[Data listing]

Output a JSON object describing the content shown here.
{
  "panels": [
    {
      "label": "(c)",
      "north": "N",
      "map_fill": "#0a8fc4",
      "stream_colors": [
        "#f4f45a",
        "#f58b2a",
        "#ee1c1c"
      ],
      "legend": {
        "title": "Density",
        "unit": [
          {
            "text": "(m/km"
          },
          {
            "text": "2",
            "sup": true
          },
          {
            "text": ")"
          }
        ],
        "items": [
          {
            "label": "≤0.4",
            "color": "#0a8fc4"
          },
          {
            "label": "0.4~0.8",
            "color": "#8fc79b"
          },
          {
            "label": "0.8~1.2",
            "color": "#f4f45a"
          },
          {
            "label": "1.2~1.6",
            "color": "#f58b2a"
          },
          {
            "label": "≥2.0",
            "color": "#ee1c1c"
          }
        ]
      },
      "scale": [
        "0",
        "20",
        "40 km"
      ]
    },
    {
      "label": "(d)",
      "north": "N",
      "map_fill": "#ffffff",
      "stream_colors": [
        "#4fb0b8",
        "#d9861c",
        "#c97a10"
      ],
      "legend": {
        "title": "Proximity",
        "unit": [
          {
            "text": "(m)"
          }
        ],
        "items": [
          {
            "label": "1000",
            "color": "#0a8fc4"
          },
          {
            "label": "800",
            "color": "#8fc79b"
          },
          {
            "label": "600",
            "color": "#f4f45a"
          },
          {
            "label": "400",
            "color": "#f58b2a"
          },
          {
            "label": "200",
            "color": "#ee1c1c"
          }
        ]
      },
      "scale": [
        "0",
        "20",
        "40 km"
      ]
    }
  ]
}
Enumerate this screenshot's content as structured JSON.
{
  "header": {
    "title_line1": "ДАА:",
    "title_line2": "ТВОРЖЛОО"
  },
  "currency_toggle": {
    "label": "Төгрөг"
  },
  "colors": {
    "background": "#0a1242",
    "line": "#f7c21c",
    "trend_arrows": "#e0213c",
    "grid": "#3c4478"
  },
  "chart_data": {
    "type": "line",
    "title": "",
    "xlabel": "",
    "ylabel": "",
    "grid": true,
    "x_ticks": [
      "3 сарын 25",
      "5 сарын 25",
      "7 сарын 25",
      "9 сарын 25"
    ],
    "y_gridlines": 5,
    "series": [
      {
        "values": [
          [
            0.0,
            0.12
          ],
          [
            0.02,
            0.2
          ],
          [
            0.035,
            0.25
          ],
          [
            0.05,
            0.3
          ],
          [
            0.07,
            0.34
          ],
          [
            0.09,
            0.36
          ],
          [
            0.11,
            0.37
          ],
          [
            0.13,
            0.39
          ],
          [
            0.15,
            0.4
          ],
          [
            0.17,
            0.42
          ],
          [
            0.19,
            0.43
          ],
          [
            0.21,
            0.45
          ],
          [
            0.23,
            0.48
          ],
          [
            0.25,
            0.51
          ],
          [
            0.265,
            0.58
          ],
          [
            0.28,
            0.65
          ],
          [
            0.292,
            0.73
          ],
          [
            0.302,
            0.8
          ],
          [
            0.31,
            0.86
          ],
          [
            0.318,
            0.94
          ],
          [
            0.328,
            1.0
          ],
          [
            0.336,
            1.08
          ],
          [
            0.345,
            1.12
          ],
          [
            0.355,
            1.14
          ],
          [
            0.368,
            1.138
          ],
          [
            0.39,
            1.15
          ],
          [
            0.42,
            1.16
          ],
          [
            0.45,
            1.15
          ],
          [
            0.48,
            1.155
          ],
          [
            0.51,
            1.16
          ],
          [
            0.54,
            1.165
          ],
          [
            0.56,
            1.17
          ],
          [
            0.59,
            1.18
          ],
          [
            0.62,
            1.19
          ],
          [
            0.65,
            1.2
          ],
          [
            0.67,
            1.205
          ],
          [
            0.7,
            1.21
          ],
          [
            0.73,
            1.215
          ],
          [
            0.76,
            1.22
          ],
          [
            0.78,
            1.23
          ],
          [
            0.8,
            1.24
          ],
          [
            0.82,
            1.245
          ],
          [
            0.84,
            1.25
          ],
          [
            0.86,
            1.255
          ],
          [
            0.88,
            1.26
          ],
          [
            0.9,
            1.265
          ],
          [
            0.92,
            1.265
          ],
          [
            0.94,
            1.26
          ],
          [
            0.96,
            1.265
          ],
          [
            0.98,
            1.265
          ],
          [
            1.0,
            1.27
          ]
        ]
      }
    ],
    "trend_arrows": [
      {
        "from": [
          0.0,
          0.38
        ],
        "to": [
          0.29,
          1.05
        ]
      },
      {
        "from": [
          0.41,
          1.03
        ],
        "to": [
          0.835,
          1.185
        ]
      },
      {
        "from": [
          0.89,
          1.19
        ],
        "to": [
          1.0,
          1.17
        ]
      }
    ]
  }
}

#### [What is being asked]
Report only the number of lines that hold the string "сарын" in this listing.

#### [Written answer]
4